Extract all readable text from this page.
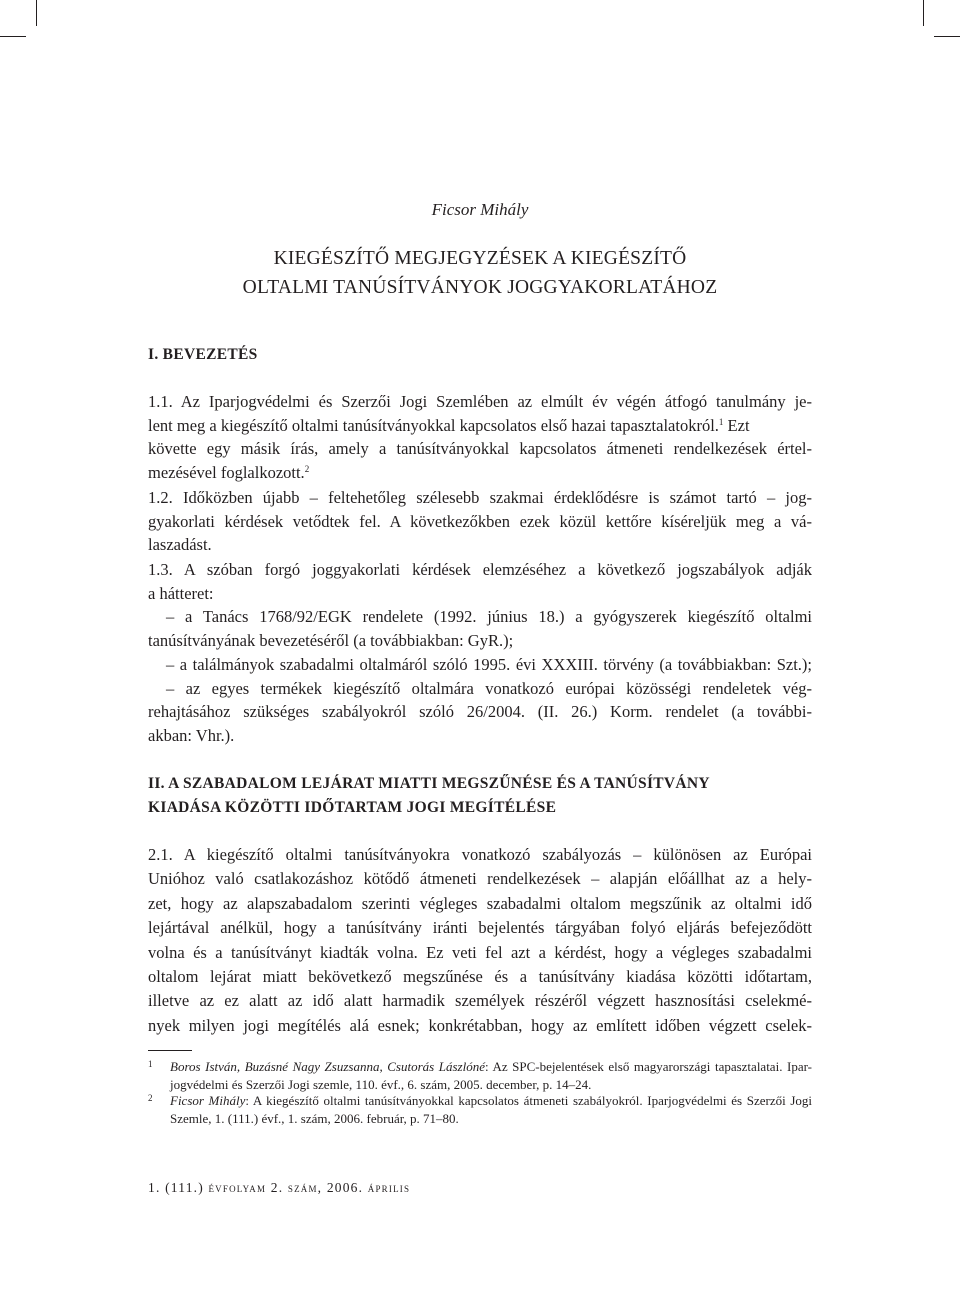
Ficsor Mihály

KIEGÉSZÍTŐ MEGJEGYZÉSEK A KIEGÉSZÍTŐ
OLTALMI TANÚSÍTVÁNYOK JOGGYAKORLATÁHOZ
I. BEVEZETÉS
1.1. Az Iparjogvédelmi és Szerzői Jogi Szemlében az elmúlt év végén átfogó tanulmány je-
lent meg a kiegészítő oltalmi tanúsítványokkal kapcsolatos első hazai tapasztalatokról.$^1$ Ezt
követte egy másik írás, amely a tanúsítványokkal kapcsolatos átmeneti rendelkezések értel-
mezésével foglalkozott.$^2$
1.2. Időközben újabb – feltehetőleg szélesebb szakmai érdeklődésre is számot tartó – jog-
gyakorlati kérdések vetődtek fel. A következőkben ezek közül kettőre kíséreljük meg a vá-
laszadást.
1.3. A szóban forgó joggyakorlati kérdések elemzéséhez a következő jogszabályok adják
a hátteret:
– a Tanács 1768/92/EGK rendelete (1992. június 18.) a gyógyszerek kiegészítő oltalmi
tanúsítványának bevezetéséről (a továbbiakban: GyR.);
– a találmányok szabadalmi oltalmáról szóló 1995. évi XXXIII. törvény (a továbbiakban: Szt.);
– az egyes termékek kiegészítő oltalmára vonatkozó európai közösségi rendeletek vég-
rehajtásához szükséges szabályokról szóló 26/2004. (II. 26.) Korm. rendelet (a további-
akban: Vhr.).
II. A SZABADALOM LEJÁRAT MIATTI MEGSZŰNÉSE ÉS A TANÚSÍTVÁNY
KIADÁSA KÖZÖTTI IDŐTARTAM JOGI MEGÍTÉLÉSE
2.1. A kiegészítő oltalmi tanúsítványokra vonatkozó szabályozás – különösen az Európai
Unióhoz való csatlakozáshoz kötődő átmeneti rendelkezések – alapján előállhat az a hely-
zet, hogy az alapszabadalom szerinti végleges szabadalmi oltalom megszűnik az oltalmi idő
lejártával anélkül, hogy a tanúsítvány iránti bejelentés tárgyában folyó eljárás befejeződött
volna és a tanúsítványt kiadták volna. Ez veti fel azt a kérdést, hogy a végleges szabadalmi
oltalom lejárat miatt bekövetkező megszűnése és a tanúsítvány kiadása közötti időtartam,
illetve az ez alatt az idő alatt harmadik személyek részéről végzett hasznosítási cselekmé-
nyek milyen jogi megítélés alá esnek; konkrétabban, hogy az említett időben végzett cselek-
1 Boros István, Buzásné Nagy Zsuzsanna, Csutorás Lászlóné: Az SPC-bejelentések első magyarországi tapasztalatai. Ipar-
jogvédelmi és Szerzői Jogi szemle, 110. évf., 6. szám, 2005. december, p. 14–24.
2 Ficsor Mihály: A kiegészítő oltalmi tanúsítványokkal kapcsolatos átmeneti szabályokról. Iparjogvédelmi és Szerzői Jogi
Szemle, 1. (111.) évf., 1. szám, 2006. február, p. 71–80.

1. (111.) évfolyam 2. szám, 2006. április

- _Aim_: Find the lines containing "Ficsor" and list every one of them.

- _Problem solution_:
Ficsor Mihály
2 Ficsor Mihály: A kiegészítő oltalmi tanúsítványokkal kapcsolatos átmeneti szabályokról. Iparjogvédelmi és Szerzői Jogi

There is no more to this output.